Work required: Each entry here needs to be set down again exactly, please; pictures are left out.

——————————

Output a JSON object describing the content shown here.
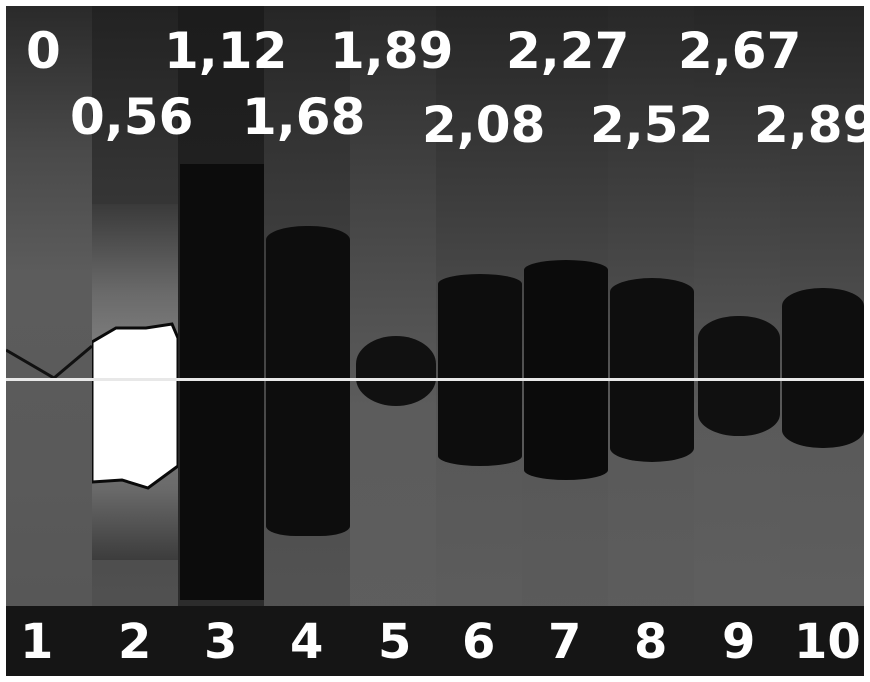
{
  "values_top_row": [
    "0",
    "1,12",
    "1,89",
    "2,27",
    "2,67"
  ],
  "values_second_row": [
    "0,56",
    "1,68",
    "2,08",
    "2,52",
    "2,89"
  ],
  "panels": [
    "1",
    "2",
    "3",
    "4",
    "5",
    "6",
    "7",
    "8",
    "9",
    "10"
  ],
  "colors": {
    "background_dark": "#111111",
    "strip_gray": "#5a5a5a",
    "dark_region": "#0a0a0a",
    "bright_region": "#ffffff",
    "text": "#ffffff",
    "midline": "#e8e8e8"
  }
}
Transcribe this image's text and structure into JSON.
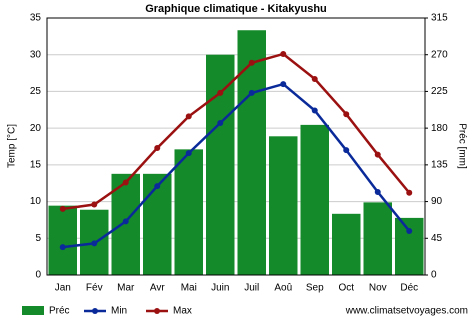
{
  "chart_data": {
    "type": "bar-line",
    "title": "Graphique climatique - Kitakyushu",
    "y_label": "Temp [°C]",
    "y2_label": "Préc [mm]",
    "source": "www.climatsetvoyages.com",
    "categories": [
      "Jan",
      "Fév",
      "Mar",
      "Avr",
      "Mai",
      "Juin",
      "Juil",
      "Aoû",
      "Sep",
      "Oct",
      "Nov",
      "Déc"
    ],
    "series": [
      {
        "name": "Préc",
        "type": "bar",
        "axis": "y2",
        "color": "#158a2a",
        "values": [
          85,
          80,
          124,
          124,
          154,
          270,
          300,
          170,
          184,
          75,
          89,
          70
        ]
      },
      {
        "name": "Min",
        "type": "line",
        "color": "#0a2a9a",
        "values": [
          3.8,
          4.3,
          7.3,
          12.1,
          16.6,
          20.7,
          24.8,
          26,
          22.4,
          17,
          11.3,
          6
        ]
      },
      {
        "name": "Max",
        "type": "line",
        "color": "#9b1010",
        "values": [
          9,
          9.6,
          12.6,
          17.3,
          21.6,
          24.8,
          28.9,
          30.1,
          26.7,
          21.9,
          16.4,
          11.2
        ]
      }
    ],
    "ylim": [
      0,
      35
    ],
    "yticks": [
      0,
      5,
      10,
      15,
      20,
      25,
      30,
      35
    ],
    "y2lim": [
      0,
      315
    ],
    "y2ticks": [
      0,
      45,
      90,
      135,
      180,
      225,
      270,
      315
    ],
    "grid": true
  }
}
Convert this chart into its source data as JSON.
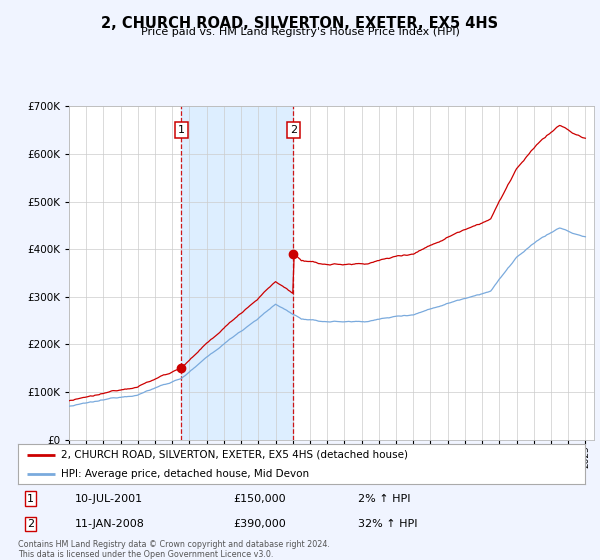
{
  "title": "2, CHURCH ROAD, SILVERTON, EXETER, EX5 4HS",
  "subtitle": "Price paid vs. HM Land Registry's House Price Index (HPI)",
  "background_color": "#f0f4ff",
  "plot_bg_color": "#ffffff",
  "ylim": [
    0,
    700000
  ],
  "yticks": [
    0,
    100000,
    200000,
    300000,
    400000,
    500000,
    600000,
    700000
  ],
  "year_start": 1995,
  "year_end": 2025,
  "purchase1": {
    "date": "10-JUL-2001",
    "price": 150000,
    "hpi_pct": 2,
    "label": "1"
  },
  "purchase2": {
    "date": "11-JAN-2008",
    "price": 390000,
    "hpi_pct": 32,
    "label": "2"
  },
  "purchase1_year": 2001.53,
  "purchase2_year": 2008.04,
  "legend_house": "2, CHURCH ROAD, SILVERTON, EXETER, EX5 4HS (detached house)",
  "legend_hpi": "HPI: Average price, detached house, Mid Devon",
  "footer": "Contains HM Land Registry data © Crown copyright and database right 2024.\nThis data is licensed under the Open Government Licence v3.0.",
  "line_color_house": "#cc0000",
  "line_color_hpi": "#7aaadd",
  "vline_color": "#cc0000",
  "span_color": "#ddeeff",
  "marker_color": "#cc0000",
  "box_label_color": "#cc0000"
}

——————————

Solution to this exercise:
Output a JSON object describing the content shown here.
{
  "values_top_row": [
    "0",
    "1,12",
    "1,89",
    "2,27",
    "2,67"
  ],
  "values_second_row": [
    "0,56",
    "1,68",
    "2,08",
    "2,52",
    "2,89"
  ],
  "panels": [
    "1",
    "2",
    "3",
    "4",
    "5",
    "6",
    "7",
    "8",
    "9",
    "10"
  ],
  "colors": {
    "background_dark": "#111111",
    "strip_gray": "#5a5a5a",
    "dark_region": "#0a0a0a",
    "bright_region": "#ffffff",
    "text": "#ffffff",
    "midline": "#e8e8e8"
  }
}
Transcribe this image's text and structure into JSON.
{
  "chart_data": {
    "type": "bar-line",
    "title": "Graphique climatique - Kitakyushu",
    "y_label": "Temp [°C]",
    "y2_label": "Préc [mm]",
    "source": "www.climatsetvoyages.com",
    "categories": [
      "Jan",
      "Fév",
      "Mar",
      "Avr",
      "Mai",
      "Juin",
      "Juil",
      "Aoû",
      "Sep",
      "Oct",
      "Nov",
      "Déc"
    ],
    "series": [
      {
        "name": "Préc",
        "type": "bar",
        "axis": "y2",
        "color": "#158a2a",
        "values": [
          85,
          80,
          124,
          124,
          154,
          270,
          300,
          170,
          184,
          75,
          89,
          70
        ]
      },
      {
        "name": "Min",
        "type": "line",
        "color": "#0a2a9a",
        "values": [
          3.8,
          4.3,
          7.3,
          12.1,
          16.6,
          20.7,
          24.8,
          26,
          22.4,
          17,
          11.3,
          6
        ]
      },
      {
        "name": "Max",
        "type": "line",
        "color": "#9b1010",
        "values": [
          9,
          9.6,
          12.6,
          17.3,
          21.6,
          24.8,
          28.9,
          30.1,
          26.7,
          21.9,
          16.4,
          11.2
        ]
      }
    ],
    "ylim": [
      0,
      35
    ],
    "yticks": [
      0,
      5,
      10,
      15,
      20,
      25,
      30,
      35
    ],
    "y2lim": [
      0,
      315
    ],
    "y2ticks": [
      0,
      45,
      90,
      135,
      180,
      225,
      270,
      315
    ],
    "grid": true
  }
}
Convert this chart into its source data as JSON.
{
  "title": "2, CHURCH ROAD, SILVERTON, EXETER, EX5 4HS",
  "subtitle": "Price paid vs. HM Land Registry's House Price Index (HPI)",
  "background_color": "#f0f4ff",
  "plot_bg_color": "#ffffff",
  "ylim": [
    0,
    700000
  ],
  "yticks": [
    0,
    100000,
    200000,
    300000,
    400000,
    500000,
    600000,
    700000
  ],
  "year_start": 1995,
  "year_end": 2025,
  "purchase1": {
    "date": "10-JUL-2001",
    "price": 150000,
    "hpi_pct": 2,
    "label": "1"
  },
  "purchase2": {
    "date": "11-JAN-2008",
    "price": 390000,
    "hpi_pct": 32,
    "label": "2"
  },
  "purchase1_year": 2001.53,
  "purchase2_year": 2008.04,
  "legend_house": "2, CHURCH ROAD, SILVERTON, EXETER, EX5 4HS (detached house)",
  "legend_hpi": "HPI: Average price, detached house, Mid Devon",
  "footer": "Contains HM Land Registry data © Crown copyright and database right 2024.\nThis data is licensed under the Open Government Licence v3.0.",
  "line_color_house": "#cc0000",
  "line_color_hpi": "#7aaadd",
  "vline_color": "#cc0000",
  "span_color": "#ddeeff",
  "marker_color": "#cc0000",
  "box_label_color": "#cc0000"
}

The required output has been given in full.